> Task details: Gather from the material every line that contains the string "fill".

> Extracted entries:
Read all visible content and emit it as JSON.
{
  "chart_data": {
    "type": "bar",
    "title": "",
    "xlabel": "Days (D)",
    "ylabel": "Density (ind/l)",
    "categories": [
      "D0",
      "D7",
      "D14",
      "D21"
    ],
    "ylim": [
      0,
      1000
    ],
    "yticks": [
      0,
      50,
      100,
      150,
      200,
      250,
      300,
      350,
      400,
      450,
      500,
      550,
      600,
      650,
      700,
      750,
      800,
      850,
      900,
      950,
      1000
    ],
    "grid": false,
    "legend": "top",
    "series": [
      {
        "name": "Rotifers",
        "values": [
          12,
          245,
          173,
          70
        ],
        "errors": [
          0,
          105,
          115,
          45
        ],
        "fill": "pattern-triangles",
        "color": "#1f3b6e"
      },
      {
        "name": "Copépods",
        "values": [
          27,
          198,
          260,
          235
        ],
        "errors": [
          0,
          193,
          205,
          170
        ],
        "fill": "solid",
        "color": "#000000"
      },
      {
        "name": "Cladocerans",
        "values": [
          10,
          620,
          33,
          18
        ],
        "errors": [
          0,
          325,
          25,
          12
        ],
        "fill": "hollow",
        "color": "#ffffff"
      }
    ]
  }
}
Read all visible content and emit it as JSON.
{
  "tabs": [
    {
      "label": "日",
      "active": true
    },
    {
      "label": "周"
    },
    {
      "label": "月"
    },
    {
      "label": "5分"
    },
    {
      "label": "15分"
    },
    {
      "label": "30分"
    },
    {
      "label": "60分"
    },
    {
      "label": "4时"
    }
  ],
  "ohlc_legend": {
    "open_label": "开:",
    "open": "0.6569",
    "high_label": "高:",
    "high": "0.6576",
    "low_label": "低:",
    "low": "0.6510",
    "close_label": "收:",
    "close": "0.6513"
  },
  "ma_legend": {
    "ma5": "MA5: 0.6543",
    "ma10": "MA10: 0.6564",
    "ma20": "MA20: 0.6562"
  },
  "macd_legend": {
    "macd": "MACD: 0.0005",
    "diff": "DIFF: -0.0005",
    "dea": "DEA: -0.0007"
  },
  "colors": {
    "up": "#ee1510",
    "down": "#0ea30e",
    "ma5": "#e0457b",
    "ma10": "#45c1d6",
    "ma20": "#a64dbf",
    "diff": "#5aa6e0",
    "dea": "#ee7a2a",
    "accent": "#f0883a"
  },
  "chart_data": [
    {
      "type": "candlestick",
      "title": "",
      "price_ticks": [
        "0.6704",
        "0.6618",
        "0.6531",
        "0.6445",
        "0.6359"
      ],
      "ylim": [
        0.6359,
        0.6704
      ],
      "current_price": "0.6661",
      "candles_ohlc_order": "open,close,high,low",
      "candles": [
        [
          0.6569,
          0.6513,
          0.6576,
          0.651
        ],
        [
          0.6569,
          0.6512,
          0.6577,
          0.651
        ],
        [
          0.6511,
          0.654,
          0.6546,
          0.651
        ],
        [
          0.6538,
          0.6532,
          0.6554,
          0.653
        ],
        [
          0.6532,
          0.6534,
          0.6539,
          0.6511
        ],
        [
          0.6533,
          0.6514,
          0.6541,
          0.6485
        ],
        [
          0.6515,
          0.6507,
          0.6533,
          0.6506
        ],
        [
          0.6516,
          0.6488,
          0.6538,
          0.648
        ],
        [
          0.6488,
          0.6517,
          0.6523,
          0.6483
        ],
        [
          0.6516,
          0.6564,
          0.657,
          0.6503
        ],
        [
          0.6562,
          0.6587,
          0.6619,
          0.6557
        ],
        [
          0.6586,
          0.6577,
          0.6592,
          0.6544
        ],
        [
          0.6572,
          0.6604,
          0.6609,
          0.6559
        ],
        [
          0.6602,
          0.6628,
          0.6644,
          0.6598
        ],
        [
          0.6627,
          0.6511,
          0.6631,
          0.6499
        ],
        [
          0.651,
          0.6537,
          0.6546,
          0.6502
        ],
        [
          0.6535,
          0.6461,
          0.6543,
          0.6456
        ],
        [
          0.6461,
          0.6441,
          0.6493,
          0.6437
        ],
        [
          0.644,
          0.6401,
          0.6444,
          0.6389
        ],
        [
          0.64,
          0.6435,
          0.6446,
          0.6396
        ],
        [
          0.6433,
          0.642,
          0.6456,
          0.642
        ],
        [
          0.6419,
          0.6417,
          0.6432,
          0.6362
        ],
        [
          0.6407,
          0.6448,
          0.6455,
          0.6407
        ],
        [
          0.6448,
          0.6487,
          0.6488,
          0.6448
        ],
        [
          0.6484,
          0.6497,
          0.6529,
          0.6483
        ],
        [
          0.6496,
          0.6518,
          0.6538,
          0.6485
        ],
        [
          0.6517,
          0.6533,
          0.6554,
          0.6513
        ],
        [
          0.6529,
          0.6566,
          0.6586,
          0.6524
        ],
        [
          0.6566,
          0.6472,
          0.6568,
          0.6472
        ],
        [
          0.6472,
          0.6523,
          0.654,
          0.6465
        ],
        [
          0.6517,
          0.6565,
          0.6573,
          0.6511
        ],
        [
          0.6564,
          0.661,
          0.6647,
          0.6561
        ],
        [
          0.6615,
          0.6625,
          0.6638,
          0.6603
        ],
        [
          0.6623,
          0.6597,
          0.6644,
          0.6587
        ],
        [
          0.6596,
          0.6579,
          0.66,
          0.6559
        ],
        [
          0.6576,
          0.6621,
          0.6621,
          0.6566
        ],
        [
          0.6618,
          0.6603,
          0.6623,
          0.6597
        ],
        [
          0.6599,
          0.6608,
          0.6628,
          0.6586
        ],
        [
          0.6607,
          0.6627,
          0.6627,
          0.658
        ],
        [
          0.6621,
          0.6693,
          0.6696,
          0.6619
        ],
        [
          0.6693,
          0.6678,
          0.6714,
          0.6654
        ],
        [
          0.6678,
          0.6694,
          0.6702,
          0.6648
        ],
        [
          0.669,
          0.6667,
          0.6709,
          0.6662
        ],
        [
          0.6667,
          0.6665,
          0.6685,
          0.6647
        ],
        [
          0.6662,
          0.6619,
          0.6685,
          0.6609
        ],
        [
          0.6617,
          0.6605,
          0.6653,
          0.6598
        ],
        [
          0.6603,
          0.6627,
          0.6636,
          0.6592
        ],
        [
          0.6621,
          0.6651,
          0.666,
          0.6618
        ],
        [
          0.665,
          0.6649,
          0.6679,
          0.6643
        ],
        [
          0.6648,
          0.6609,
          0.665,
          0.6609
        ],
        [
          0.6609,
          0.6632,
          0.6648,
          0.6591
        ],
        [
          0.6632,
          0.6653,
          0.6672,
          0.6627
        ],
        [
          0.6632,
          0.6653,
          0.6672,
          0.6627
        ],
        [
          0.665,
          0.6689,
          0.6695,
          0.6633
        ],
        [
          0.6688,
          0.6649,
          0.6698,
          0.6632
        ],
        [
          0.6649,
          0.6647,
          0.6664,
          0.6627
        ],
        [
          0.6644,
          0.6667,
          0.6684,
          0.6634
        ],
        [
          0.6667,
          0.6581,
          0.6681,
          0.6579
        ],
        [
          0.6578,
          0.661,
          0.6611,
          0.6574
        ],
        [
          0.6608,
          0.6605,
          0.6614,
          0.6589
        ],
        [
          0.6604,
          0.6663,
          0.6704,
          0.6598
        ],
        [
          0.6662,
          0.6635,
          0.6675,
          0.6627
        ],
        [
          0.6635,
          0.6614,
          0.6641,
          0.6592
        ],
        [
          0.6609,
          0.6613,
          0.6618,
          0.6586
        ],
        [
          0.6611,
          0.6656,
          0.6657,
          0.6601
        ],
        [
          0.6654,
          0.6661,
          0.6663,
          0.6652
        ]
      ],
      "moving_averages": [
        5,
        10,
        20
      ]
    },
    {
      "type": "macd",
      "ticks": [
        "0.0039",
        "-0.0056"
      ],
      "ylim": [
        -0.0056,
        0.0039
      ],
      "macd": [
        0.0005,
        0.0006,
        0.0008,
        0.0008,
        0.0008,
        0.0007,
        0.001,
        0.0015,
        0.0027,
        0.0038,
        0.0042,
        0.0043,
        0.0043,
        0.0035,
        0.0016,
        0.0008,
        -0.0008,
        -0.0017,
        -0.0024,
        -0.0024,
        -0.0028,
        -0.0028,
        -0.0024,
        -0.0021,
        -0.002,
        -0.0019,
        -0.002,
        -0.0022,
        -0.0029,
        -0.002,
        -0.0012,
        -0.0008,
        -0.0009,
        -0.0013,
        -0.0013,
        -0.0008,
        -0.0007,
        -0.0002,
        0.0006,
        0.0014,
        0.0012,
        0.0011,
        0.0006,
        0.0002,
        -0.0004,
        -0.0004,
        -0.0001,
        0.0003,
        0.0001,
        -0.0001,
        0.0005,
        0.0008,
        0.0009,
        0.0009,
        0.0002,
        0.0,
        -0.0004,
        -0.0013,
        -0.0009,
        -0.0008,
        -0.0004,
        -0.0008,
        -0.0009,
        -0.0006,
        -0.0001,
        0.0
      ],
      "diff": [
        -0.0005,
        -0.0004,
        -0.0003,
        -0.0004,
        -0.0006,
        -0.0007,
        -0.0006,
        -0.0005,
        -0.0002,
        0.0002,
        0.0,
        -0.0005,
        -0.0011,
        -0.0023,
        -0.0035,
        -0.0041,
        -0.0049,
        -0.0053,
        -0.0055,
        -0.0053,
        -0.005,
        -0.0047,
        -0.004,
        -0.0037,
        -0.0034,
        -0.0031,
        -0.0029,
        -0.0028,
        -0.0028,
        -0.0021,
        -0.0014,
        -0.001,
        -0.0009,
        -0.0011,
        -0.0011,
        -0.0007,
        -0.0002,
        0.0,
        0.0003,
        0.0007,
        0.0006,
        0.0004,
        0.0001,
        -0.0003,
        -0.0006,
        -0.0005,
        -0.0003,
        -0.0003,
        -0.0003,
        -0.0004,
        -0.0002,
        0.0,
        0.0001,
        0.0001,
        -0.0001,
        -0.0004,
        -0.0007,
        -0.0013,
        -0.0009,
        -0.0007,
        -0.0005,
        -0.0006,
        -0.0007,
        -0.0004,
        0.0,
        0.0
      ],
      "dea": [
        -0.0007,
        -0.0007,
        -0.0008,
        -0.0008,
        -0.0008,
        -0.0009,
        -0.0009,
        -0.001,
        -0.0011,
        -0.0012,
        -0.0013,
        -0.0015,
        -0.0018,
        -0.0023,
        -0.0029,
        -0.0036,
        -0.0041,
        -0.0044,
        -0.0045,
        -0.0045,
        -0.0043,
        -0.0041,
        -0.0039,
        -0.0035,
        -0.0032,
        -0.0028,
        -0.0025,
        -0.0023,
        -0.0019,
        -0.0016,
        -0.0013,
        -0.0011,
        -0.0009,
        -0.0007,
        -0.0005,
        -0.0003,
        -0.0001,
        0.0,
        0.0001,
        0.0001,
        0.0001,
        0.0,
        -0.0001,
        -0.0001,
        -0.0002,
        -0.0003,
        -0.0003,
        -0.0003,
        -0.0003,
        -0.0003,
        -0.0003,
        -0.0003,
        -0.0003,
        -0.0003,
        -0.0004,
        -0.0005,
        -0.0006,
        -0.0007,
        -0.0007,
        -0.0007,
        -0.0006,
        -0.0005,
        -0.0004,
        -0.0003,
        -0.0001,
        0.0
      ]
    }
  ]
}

> Correct response:
        "fill": "pattern-triangles",
        "fill": "solid",
        "fill": "hollow",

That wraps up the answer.